• Artikel:

Baca berita dengan sedikit iklan, klik di sini
SEBUAH perkara hukum besar sudah selayaknya ditangani secara hati-hati. Tapi yang sering terjadi di sini, besaran sebuah perkara tidak selalu berbanding lurus dengan keseriusan penanganan aparat. Malah, dalam beberapa kasus, "bolong-bolong" dalam berkas penyidikan ataupun dakwaan seakan-akan sengaja diciptakan, tentu saja dengan maksud "tertentu".
Kasus pembobolan Bank BNI senilai Rp 1,7 triliun tidak luput dari "bolong" itu. Padahal, di luar skandal kredit bantuan likuiditas Bank Indonesia yang merugikan negara lebih dari seratus triliun, besar dana BNI yang dibobol melebihi jumlah yang diraup "legenda" Eddy Tansil dari kas Bapindo pada 1994 sebesar Rp 1,3 triliun. Eddy mungkin sekarang sedang ber-kia-kia entah di mana.
Dan rasanya tak seorang pun yang waras (dan tak suka makan suap) ingin skandal Eddy terulang. Jika kasus BNI jadi tolok ukur, harapan tadi rasanya masih jauh. Kasus dengan Adrian Waworuntu sebagai salah satu terdakwa itu penuh keanehan. Lihat saja urutan kejadian berikut ini. Polisi mulai memeriksa Adrian pada 19 November 2003. Namun, sejak awal pemeriksaan sampai berkas perkara dinyatakan lengkap, dibutuhkan waktu begitu lama, hampir 10 bulan. Padahal, dalam perkara yang sama, terdakwa Edy Santoso (Kepala Customer Service Bank BNI Cabang Kebayoran Baru) dan Sudarto (kepala cabang bank yang sama) sudah disidangkan dan divonis Pengadilan Negeri Jakarta Selatan, pertengahan Agustus lalu.
Kalau proses pemberkasan yang panjang itu lantaran sulitnya mencari bukti, itu masuk akal. Sayangnya, bukan itu yang terjadi. Beberapa kali berkas harus dikembalikan karena alasan sepele. Misalnya, gara-gara polisi belum memeriksa saksi ahli hukum pidana yang ditunjuk. Akibat proses berbelit-belit ini pula, masa penahanan Adrian habis pada Maret 2004, sehingga ia harus bebas demi hukum. Dan seolah belum cukup, babak keanehan masih ditambah dengan lenyapnya Adrian ke luar negeri, sampai kemudian dia dapat "dipulangkan" pada awal November.

• Data Entri:
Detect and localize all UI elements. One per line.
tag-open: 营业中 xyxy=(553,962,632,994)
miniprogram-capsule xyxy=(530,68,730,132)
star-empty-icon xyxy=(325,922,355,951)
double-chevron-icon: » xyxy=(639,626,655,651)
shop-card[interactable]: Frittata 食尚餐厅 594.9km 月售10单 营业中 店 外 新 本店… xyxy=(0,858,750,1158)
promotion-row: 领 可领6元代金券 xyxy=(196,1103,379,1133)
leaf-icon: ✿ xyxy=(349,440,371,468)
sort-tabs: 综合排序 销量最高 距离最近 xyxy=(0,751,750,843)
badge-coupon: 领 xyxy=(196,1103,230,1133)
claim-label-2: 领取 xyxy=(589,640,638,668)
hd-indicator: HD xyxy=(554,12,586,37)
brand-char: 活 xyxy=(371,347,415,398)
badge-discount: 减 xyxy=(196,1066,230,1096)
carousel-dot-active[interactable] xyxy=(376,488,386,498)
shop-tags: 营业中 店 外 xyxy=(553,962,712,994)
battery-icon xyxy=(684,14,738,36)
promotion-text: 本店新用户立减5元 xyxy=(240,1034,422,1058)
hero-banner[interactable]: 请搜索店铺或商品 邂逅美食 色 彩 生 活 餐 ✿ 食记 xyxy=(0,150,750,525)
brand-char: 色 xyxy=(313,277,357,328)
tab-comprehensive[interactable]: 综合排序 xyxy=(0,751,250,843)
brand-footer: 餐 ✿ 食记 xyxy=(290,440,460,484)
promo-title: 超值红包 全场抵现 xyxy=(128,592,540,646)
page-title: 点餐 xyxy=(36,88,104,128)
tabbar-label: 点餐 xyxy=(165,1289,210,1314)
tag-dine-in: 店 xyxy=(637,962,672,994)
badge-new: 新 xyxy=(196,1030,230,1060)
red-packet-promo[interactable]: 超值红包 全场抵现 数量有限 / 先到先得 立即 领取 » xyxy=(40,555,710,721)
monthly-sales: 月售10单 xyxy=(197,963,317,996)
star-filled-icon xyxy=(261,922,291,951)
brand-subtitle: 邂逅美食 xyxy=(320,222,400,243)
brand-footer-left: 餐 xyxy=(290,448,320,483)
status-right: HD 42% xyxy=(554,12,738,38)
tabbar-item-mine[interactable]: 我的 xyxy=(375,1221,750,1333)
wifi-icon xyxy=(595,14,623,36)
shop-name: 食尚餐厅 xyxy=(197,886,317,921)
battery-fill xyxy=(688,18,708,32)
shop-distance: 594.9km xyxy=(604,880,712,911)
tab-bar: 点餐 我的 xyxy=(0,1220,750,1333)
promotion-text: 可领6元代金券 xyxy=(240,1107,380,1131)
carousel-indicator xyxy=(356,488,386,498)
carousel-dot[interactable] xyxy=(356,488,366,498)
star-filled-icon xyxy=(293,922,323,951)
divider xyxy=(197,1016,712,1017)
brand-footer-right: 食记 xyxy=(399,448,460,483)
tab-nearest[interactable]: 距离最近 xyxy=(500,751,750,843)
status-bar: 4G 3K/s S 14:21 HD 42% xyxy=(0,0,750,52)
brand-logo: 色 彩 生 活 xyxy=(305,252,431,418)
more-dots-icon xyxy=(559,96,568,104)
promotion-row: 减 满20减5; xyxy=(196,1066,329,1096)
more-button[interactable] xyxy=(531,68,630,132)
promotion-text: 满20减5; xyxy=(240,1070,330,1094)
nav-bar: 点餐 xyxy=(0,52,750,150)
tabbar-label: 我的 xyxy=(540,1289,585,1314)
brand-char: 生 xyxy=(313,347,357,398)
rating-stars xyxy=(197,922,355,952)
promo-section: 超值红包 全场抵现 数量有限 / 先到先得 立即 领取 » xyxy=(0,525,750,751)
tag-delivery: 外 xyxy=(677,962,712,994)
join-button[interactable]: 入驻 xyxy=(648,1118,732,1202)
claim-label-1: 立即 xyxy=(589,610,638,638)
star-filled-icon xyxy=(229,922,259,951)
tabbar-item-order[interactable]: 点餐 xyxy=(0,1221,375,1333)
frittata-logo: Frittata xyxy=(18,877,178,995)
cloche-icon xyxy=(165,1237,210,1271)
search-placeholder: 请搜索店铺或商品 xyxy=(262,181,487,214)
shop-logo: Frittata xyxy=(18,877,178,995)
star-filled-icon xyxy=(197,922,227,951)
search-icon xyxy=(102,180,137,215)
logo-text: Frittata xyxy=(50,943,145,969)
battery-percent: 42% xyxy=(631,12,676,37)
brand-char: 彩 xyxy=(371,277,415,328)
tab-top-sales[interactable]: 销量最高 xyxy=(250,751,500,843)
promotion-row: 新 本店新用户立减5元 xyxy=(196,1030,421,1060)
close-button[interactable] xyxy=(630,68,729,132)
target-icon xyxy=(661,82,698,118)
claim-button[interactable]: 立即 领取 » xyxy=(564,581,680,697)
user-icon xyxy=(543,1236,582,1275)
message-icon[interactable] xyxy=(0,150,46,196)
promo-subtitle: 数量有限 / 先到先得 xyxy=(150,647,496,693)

...

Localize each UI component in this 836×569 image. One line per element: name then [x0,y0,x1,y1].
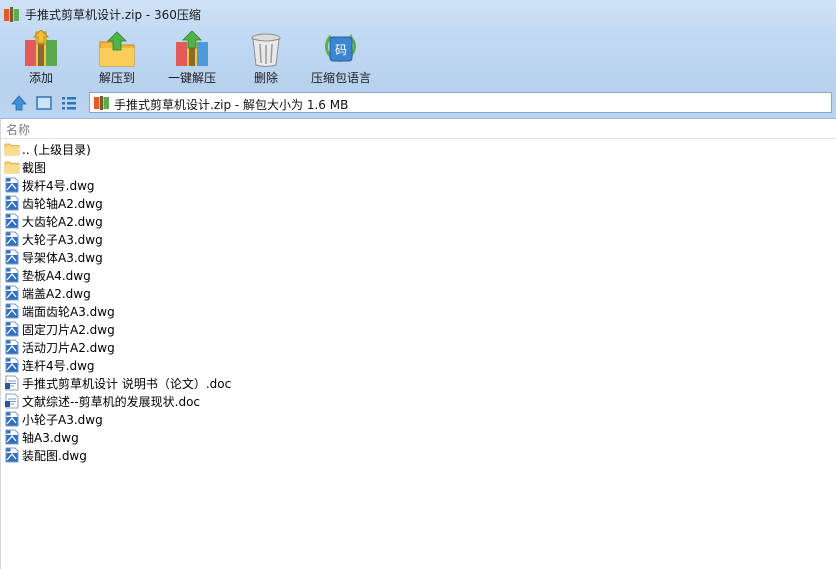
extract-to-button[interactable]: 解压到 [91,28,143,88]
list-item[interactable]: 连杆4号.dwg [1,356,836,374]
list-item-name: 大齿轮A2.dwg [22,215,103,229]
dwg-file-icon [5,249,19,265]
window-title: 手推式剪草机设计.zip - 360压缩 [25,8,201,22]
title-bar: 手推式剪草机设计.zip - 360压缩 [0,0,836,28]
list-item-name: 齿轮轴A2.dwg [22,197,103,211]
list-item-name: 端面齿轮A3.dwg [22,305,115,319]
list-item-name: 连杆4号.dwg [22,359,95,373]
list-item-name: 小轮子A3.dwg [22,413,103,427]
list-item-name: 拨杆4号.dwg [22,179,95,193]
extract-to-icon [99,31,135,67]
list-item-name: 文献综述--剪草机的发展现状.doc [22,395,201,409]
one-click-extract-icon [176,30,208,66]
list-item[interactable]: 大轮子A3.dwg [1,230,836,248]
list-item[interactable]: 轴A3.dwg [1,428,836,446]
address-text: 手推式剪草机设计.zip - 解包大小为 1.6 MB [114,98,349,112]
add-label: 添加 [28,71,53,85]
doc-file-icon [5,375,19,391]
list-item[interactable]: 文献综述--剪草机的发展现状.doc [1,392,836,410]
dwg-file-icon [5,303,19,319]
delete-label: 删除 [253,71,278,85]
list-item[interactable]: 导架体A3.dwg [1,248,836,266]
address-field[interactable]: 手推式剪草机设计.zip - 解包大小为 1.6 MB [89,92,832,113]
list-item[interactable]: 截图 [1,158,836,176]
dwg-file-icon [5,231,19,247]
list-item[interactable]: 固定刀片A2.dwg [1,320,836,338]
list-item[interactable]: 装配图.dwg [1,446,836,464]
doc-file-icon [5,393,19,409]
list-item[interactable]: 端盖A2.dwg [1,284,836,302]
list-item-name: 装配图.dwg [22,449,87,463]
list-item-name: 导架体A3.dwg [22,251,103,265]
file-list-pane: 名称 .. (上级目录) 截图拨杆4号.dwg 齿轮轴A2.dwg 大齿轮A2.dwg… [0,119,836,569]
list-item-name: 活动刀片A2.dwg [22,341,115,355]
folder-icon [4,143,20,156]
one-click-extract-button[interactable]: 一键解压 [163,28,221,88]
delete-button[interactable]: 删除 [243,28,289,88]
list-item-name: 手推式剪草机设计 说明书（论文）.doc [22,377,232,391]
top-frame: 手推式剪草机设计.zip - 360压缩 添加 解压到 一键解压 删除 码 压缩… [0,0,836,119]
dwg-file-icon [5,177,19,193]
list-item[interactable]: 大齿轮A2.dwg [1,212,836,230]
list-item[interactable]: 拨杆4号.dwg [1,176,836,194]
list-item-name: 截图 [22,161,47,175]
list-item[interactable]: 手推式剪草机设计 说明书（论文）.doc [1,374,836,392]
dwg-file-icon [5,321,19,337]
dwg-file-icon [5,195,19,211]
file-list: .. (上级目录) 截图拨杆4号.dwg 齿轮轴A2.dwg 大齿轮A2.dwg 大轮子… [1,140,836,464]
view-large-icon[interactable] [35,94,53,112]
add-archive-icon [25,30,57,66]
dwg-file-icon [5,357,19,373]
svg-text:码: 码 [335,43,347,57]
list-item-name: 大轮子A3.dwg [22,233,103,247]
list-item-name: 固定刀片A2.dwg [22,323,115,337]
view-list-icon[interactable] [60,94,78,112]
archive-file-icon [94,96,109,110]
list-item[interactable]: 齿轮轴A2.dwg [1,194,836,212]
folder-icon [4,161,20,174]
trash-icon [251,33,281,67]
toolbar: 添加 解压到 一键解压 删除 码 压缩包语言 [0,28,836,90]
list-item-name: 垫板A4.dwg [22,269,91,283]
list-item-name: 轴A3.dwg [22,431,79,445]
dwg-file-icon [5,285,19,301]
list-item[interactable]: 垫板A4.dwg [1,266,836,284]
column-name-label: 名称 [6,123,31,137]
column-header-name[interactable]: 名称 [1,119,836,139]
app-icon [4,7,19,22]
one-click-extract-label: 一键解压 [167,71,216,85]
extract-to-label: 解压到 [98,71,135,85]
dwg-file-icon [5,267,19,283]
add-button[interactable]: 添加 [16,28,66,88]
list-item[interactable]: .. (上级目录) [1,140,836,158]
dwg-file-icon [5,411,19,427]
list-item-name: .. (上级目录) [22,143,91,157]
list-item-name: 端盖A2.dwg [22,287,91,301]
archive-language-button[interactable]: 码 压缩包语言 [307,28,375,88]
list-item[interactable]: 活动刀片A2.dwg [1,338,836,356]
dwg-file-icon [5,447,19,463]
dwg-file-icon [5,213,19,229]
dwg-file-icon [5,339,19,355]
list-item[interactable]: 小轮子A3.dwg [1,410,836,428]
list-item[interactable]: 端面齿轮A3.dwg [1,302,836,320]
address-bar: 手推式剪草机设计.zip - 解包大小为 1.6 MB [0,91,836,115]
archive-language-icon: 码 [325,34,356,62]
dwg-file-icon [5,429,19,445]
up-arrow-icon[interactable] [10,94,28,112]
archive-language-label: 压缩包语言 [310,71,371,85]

• Yang Perlu Dikerjakan:
[A] Jawab pertanyaan berikut berdasarkan artikel tentang kasus pembobolan Bank BNI:
(i) Berapa nilai dana Bank BNI yang dibobol?
(ii) Pada tanggal berapa polisi mulai memeriksa Adrian Waworuntu?
(iii) Kapan masa penahanan Adrian habis?
[B] Lanjutkan artikel tentang kasus pembobolan Bank BNI mulai dari kalimat terakhirnya.

• Daftar Jawaban:
[A]
(i) Rp 1,7 triliun.
(ii) 19 November 2003.
(iii) Maret 2004.

[B]
Kini, perkara Adrian memasuki persidangan. Dalam sidang pertama, Senin pekan lalu, semua hal kelihatannya berjalan wajar. Jaksa menuntut Adrian dengan dakwaan berlapis. Pria 53 tahun itu, selain dikenai pasal-pasal pidana tentang korupsi, juga didakwa melakukan pencucian uang (money laundering). Ancaman hukuman maksimal pun tidak main-main: hukuman mati.
Meskipun begitu, sepantasnya kasus ini tetap mendapat perhatian. Selain karena menyangkut dana bank milik pemerintah, dikhawatirkan di pengadilan tercipta "lubang-lubang" yang mungkin dipakai untuk meloloskan mereka yang bersalah.
Salah satu "lubang" itu adalah status kepemilikan PT Hebron Masada dan PT Supra Nusa Pertiwi di Cilincing?dua perusahaan ini diduga menerima kucuran dana BNI dan sudah diakui Adrian sebagai miliknya. Yang patut dikhawatirkan, aparat belum menemukan bukti hukum bahwa pemilik dua perusahaan tersebut adalah Adrian. Tanpa dokumen bukti kepemilikan, dakwaan sangat mungkin menjadi lemah.
Jika tidak ada usaha lebih keras, bisa jadi kasus ini akan menambah panjang daftar sidang korupsi yang berujung pada bebasnya terdakwa gara-gara lemahnya dakwaan. Dalam kasus Adrian, meski berita acara sudah lengkap dan sidang sudah berjalan, ruang bagi jaksa untuk melakukan pembuktian formal dan material baru masih terbuka lebar.
Seraya berharap sidang berjalan jujur dan transparan, kita juga berharap Komisi Pemberantasan Korupsi (KPK) memantau sidang ini dengan serius. Jika masih terjadi lagi keanehan, memang sudah saatnya KPK turun tangan. Bahkan, jika perlu, sejauh belum ada vonis hakim, KPK dengan wewenang hukum yang dimilikinya harus mengambil alih kasus ini.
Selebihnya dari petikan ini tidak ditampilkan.